Dataset records

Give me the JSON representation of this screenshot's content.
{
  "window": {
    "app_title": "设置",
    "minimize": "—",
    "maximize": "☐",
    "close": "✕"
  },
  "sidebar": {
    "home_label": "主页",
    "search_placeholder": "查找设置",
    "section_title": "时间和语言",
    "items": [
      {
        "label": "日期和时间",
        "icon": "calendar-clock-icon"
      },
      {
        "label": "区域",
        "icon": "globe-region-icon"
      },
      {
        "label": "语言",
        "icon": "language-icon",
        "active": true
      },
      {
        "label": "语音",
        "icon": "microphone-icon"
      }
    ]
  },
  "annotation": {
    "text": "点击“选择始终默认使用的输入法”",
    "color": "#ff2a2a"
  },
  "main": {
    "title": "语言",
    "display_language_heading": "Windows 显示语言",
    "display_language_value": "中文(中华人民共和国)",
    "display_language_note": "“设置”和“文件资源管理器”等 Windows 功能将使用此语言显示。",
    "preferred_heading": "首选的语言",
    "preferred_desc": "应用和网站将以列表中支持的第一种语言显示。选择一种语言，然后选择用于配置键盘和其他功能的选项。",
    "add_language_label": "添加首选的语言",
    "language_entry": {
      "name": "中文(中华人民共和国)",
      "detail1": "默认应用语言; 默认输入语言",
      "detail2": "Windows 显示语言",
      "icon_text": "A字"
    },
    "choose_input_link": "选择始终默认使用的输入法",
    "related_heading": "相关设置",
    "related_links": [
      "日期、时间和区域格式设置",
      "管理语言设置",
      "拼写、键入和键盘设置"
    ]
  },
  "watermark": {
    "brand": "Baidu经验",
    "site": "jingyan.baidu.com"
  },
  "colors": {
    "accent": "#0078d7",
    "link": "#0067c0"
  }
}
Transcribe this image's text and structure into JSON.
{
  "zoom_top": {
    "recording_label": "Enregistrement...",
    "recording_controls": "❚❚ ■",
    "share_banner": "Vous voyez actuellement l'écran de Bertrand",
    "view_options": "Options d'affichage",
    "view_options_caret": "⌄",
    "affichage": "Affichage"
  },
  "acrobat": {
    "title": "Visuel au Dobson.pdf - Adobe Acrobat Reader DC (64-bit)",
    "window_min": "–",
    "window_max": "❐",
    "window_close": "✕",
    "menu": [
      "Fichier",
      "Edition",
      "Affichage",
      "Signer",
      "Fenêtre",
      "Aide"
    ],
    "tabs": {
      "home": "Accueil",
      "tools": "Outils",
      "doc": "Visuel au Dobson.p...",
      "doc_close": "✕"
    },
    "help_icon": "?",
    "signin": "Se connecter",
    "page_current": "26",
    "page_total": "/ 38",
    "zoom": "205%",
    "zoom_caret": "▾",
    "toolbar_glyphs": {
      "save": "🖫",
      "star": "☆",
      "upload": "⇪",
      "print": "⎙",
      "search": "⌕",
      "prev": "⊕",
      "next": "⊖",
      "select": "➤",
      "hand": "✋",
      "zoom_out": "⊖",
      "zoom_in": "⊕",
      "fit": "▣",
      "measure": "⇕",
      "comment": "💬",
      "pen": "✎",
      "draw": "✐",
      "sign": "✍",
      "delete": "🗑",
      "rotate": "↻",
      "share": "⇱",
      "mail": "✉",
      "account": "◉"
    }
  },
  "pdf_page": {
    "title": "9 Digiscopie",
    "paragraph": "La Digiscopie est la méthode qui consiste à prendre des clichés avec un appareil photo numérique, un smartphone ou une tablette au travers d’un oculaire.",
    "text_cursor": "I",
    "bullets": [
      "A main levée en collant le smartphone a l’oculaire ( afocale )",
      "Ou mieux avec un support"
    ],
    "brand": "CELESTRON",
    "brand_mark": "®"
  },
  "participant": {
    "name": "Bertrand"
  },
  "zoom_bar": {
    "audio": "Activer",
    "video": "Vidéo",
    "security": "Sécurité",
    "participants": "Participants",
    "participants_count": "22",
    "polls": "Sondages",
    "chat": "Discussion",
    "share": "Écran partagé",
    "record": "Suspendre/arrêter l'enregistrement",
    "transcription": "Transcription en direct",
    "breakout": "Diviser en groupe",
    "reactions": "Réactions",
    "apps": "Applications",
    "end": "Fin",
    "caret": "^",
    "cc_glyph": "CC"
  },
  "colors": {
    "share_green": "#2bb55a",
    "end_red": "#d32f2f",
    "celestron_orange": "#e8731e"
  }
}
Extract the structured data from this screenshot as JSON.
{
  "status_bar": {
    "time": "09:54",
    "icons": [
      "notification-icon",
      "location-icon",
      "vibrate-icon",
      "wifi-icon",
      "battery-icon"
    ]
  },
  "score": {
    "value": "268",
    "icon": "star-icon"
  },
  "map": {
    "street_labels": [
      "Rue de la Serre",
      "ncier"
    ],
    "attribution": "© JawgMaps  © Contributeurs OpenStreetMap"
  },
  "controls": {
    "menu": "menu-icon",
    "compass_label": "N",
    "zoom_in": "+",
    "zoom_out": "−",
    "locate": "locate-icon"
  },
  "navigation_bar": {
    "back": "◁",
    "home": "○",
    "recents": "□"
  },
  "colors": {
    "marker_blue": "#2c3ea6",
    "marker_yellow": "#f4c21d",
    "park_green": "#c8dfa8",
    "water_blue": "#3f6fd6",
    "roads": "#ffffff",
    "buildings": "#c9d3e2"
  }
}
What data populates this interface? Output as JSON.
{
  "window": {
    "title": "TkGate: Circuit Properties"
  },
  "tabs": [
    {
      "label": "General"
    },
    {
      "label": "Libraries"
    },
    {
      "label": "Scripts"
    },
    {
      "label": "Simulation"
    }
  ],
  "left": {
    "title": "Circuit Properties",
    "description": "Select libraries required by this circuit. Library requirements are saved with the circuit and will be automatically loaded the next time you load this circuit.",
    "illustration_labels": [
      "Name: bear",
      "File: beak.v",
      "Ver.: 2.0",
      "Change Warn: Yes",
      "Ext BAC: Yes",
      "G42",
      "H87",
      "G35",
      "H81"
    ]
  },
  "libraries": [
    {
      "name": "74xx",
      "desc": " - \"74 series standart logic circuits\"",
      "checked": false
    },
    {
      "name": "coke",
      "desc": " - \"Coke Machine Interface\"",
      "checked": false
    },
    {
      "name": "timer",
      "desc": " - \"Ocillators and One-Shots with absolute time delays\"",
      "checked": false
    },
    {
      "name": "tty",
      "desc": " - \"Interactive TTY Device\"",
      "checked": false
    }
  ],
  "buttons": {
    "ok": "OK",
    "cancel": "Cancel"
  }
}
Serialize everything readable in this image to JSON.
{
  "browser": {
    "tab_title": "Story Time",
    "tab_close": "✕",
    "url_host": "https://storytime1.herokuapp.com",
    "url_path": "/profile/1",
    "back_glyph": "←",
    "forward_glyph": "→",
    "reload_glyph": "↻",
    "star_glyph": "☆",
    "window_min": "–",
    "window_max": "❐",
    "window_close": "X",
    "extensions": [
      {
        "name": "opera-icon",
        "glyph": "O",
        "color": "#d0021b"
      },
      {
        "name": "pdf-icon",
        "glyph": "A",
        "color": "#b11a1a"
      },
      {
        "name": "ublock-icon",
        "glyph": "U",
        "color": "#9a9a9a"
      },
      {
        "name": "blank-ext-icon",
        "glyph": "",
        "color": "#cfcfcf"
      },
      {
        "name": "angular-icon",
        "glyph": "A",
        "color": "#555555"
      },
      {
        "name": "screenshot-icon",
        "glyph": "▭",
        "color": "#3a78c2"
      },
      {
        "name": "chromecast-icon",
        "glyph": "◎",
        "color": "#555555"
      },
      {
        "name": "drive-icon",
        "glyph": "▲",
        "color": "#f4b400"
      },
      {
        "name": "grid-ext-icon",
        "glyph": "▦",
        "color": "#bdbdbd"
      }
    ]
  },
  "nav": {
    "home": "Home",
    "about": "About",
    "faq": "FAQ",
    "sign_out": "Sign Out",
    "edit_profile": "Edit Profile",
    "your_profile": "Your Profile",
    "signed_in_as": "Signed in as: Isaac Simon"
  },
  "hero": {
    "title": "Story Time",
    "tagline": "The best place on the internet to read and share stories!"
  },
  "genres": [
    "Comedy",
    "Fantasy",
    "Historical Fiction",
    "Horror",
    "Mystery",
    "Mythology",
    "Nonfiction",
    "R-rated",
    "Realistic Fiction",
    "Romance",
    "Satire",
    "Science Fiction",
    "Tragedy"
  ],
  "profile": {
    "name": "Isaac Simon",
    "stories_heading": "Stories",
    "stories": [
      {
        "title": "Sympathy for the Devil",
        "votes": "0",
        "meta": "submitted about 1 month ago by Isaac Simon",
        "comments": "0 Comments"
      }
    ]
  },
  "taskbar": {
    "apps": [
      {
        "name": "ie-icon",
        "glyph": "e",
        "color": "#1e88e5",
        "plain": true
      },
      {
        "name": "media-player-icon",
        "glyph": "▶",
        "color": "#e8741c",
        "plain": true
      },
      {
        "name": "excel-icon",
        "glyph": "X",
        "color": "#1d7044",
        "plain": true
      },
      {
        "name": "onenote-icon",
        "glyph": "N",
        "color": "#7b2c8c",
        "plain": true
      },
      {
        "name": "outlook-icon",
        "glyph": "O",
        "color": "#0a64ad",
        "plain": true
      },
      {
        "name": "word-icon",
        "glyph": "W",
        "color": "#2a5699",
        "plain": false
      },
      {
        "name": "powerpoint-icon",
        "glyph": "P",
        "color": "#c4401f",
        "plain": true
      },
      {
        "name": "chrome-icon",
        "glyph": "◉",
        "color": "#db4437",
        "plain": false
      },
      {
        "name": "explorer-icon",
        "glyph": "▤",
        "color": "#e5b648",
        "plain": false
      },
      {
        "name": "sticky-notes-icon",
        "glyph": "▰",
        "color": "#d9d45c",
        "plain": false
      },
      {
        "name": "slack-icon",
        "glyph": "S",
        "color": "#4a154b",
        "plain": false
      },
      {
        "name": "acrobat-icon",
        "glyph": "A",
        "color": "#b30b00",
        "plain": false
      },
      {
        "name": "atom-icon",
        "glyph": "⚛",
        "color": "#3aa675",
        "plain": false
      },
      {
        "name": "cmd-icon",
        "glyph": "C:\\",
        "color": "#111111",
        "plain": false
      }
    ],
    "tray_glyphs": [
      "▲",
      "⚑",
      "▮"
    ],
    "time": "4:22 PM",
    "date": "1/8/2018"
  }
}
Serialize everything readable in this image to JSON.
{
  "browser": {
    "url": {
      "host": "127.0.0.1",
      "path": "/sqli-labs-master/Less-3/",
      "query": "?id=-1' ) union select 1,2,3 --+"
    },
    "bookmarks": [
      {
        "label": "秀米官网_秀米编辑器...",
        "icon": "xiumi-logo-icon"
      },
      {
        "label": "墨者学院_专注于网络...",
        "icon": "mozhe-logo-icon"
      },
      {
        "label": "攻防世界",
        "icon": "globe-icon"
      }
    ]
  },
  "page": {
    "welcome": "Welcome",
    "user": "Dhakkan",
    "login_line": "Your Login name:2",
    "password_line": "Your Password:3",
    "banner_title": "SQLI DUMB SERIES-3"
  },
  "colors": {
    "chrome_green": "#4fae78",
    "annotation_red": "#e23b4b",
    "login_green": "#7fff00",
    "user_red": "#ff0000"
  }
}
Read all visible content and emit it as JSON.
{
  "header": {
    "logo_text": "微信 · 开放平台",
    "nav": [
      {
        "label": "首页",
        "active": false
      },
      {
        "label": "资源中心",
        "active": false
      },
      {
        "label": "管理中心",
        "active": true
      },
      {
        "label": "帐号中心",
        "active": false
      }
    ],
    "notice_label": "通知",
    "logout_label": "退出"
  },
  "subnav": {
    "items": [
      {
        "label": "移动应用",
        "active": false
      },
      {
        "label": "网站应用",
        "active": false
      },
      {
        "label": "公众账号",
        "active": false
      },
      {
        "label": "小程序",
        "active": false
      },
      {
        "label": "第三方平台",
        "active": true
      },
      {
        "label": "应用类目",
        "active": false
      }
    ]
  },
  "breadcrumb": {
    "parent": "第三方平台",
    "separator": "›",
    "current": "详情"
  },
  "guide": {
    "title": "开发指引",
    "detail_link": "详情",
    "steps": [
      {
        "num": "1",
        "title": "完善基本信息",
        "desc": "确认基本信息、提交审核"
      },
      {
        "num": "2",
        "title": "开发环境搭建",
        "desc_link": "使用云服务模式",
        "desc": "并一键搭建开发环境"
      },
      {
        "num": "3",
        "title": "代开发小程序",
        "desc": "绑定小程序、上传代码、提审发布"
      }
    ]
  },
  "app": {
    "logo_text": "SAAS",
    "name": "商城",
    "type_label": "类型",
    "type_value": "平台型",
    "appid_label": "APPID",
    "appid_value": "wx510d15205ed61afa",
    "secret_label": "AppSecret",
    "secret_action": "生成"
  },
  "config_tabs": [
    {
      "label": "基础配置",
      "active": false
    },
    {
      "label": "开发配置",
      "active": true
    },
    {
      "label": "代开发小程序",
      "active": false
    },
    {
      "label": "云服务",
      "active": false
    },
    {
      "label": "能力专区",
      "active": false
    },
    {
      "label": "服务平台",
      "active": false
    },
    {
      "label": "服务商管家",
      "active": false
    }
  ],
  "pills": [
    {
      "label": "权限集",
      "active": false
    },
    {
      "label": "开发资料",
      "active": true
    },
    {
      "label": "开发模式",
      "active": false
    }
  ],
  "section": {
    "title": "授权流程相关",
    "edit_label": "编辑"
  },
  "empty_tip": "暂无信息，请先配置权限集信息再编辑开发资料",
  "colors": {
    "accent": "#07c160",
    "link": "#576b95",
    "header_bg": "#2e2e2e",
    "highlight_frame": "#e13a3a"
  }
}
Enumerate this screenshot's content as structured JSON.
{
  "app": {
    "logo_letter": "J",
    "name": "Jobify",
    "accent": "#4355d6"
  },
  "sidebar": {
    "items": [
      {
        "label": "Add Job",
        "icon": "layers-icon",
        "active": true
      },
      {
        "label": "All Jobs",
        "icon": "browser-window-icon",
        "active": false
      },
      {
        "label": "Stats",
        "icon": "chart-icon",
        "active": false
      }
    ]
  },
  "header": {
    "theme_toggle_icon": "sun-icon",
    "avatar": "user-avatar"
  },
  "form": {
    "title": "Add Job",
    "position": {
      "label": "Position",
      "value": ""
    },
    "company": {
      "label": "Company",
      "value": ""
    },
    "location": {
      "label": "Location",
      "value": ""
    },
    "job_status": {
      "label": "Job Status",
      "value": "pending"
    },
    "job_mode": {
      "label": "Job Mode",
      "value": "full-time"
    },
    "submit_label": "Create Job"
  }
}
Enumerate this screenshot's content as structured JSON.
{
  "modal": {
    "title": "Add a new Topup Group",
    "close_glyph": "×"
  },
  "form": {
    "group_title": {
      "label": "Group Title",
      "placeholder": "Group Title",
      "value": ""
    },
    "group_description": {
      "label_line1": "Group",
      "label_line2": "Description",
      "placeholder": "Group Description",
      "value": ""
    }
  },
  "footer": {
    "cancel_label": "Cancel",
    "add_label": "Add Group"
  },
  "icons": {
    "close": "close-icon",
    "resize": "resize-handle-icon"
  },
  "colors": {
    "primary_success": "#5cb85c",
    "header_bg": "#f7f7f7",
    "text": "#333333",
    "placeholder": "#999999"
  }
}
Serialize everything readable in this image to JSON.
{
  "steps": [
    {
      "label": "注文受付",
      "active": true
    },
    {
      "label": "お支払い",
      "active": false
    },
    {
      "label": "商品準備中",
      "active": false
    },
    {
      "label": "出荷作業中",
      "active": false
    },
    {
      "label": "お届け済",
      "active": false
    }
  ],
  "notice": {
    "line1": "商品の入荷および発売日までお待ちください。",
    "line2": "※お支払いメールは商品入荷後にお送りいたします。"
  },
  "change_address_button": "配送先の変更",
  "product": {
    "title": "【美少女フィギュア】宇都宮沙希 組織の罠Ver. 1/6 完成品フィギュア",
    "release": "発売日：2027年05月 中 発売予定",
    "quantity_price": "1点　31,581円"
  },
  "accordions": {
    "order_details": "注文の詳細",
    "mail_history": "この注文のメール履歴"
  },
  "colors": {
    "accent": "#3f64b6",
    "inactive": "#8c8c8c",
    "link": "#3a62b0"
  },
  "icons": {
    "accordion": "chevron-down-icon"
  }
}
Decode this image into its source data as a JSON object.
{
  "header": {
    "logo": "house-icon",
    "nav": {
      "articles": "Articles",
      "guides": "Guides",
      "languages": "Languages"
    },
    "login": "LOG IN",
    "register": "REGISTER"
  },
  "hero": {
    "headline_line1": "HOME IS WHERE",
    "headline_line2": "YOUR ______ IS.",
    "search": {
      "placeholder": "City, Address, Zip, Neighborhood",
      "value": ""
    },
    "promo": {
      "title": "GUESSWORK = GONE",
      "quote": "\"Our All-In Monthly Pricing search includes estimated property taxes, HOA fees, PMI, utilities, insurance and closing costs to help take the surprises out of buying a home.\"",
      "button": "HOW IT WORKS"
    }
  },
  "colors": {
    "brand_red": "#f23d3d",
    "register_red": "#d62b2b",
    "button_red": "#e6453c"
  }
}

(What is needed): State the number of lines in the records that include "Digiscopie", and write nothing else.

(The output): 2